▶ [Data provided]
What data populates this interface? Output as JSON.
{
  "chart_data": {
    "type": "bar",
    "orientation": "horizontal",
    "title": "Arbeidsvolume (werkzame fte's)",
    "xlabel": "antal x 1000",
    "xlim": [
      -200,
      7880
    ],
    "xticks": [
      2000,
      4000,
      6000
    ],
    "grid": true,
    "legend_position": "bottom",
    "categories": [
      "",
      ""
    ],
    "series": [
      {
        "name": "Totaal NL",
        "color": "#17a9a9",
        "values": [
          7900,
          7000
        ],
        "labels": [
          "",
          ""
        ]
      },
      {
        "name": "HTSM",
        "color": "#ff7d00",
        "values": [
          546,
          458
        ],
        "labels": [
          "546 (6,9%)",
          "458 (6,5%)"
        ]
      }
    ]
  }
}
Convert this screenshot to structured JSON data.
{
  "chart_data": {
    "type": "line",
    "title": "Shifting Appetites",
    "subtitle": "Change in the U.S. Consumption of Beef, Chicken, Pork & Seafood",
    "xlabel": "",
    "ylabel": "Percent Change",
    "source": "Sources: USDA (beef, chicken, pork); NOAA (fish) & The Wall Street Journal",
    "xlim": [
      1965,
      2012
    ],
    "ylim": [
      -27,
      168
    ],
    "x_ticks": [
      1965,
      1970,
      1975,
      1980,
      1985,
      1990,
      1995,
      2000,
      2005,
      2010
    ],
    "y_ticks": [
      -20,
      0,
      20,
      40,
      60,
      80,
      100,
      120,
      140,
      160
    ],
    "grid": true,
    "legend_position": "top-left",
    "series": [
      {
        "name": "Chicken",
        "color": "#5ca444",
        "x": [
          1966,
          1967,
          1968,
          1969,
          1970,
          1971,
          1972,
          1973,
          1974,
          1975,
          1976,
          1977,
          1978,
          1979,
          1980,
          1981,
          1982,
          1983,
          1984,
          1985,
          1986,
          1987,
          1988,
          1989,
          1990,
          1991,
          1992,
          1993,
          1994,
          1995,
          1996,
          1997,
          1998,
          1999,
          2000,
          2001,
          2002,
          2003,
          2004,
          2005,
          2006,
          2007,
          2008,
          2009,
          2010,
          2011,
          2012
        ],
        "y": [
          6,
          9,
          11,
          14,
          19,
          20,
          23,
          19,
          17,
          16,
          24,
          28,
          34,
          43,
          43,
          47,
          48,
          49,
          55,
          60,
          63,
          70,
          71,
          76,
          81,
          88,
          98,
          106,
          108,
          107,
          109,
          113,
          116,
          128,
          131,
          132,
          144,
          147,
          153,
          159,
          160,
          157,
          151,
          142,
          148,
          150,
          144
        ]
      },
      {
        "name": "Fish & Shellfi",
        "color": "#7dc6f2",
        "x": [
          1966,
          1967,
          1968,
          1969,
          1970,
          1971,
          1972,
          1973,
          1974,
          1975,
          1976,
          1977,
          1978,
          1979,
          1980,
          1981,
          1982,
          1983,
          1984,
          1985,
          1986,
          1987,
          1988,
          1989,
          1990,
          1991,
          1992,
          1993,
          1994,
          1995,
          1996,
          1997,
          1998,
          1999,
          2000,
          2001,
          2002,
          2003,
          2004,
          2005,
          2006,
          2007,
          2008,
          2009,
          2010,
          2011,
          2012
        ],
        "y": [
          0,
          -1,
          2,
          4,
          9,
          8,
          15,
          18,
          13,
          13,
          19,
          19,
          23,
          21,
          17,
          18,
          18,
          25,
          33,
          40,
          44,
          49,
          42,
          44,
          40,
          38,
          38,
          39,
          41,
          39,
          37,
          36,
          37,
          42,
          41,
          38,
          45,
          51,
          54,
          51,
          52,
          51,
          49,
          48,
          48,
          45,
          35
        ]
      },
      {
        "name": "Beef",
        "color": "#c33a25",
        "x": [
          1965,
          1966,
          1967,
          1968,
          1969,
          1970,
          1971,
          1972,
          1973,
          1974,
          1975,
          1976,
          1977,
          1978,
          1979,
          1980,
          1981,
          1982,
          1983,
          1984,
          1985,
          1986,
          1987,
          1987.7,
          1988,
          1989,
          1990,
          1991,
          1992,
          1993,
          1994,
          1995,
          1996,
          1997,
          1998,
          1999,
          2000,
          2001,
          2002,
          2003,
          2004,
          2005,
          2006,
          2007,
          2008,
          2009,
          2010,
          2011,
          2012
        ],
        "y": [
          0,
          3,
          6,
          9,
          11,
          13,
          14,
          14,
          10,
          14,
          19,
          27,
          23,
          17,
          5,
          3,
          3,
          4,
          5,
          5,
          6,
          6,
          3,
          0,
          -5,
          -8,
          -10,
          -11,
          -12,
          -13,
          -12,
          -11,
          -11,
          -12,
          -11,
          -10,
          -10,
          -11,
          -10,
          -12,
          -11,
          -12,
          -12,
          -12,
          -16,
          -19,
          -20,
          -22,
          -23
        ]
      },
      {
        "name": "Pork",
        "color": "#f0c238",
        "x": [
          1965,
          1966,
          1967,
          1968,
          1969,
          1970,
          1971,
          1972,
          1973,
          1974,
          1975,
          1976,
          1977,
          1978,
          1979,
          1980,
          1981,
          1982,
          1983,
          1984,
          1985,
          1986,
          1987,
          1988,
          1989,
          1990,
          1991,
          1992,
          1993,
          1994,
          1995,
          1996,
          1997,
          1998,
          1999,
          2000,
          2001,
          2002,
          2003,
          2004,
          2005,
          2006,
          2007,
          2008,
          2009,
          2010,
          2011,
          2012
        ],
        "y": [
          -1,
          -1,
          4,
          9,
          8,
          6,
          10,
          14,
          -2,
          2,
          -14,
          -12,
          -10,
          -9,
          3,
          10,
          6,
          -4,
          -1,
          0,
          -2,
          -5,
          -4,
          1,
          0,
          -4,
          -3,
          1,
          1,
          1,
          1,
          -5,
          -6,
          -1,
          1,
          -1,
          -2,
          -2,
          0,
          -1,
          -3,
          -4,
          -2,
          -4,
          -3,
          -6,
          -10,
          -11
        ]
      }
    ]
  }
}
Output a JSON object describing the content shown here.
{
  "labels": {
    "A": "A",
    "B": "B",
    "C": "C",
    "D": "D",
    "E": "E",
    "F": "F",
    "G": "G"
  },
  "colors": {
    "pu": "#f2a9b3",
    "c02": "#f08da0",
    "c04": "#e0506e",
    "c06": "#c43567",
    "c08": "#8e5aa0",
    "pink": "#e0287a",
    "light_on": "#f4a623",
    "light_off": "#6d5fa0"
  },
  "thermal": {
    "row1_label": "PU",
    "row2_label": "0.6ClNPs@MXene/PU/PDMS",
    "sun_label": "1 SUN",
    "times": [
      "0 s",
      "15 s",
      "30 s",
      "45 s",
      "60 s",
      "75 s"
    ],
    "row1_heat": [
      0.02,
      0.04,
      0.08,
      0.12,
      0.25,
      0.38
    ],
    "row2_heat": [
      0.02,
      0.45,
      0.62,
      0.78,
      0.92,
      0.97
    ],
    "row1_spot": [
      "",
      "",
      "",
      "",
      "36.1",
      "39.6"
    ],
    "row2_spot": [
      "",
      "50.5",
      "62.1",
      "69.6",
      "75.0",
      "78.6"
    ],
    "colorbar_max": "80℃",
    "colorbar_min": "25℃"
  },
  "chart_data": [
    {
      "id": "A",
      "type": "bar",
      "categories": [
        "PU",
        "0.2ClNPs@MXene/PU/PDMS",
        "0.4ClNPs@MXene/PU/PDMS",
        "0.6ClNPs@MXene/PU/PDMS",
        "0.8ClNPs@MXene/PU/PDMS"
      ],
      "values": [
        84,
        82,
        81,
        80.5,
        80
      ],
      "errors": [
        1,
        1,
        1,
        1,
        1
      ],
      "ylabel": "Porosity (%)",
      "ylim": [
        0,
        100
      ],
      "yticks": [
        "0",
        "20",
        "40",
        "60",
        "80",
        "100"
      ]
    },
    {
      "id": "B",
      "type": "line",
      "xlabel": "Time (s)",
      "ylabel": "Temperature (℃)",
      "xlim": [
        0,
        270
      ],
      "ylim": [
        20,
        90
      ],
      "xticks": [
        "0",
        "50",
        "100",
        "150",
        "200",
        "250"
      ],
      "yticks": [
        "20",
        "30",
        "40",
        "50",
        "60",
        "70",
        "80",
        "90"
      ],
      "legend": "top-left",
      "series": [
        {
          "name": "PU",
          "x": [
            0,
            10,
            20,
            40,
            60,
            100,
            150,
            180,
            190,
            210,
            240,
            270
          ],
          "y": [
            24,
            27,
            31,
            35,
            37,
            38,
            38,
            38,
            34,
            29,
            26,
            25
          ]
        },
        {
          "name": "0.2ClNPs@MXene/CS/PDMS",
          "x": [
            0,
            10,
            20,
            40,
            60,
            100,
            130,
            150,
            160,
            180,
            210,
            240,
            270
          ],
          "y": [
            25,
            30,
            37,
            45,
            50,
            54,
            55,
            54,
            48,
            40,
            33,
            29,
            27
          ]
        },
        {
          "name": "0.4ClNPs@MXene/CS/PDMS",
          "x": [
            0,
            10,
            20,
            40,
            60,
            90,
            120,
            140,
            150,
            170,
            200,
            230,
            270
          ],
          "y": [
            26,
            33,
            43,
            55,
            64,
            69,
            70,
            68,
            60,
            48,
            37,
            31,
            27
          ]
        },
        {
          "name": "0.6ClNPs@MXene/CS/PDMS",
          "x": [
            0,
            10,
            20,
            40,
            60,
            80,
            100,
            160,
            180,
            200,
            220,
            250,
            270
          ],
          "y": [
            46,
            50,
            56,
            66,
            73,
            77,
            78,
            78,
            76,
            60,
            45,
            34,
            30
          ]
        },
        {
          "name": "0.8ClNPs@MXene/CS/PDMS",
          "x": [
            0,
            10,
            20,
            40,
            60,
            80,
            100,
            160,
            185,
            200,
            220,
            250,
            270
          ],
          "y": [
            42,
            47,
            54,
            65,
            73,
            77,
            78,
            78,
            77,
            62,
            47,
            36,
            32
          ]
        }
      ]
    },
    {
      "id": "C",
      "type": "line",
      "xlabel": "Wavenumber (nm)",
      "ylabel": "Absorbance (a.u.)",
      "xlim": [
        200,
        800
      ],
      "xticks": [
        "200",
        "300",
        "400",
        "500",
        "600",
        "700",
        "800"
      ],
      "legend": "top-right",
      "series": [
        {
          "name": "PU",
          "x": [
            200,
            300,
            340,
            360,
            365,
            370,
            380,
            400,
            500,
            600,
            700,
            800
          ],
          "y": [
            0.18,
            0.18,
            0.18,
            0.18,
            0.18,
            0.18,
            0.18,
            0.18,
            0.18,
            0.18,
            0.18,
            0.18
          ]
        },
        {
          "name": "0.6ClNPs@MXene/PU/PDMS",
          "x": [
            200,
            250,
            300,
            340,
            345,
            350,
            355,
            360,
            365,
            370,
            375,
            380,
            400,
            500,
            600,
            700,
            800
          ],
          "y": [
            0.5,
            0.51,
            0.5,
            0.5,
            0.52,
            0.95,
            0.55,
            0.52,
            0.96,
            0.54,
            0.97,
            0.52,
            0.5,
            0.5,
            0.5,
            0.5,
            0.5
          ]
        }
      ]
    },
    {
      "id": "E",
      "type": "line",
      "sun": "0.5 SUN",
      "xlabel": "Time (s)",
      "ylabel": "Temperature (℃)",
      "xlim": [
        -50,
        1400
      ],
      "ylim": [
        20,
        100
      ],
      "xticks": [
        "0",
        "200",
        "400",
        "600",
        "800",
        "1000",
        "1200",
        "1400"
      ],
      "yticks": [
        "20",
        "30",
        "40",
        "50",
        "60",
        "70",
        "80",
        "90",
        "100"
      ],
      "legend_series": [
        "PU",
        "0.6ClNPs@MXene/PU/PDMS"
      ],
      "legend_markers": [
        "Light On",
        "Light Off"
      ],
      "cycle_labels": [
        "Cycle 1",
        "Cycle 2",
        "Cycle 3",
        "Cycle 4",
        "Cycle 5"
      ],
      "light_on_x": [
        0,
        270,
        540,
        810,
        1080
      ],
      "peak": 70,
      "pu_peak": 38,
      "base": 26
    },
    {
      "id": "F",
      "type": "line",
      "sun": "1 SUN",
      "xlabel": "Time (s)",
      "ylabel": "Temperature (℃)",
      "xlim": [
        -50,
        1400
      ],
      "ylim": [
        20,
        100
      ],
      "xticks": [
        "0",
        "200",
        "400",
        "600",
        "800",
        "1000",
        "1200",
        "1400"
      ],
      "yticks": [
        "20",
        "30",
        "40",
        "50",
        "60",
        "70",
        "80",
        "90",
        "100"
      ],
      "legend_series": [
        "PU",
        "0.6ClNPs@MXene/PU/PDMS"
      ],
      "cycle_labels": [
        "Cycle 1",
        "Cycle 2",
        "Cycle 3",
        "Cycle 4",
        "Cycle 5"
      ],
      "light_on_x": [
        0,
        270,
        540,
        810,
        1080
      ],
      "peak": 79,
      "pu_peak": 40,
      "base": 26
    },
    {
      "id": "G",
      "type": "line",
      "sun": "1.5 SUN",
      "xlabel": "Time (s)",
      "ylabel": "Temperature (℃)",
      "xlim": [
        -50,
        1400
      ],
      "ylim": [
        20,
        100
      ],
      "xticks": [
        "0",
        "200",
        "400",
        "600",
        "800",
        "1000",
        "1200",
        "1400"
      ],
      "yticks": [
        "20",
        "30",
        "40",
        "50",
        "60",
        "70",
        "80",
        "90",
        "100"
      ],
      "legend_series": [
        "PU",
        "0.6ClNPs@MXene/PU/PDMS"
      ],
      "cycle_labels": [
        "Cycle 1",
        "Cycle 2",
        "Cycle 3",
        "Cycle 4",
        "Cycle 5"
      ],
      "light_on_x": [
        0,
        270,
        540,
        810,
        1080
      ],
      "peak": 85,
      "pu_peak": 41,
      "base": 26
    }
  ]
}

▶ [Written instruction]
Copy out every line from the records that has the word "left".

▶ [Output of the exercise]
    "legend_position": "top-left",
      "legend": "top-left",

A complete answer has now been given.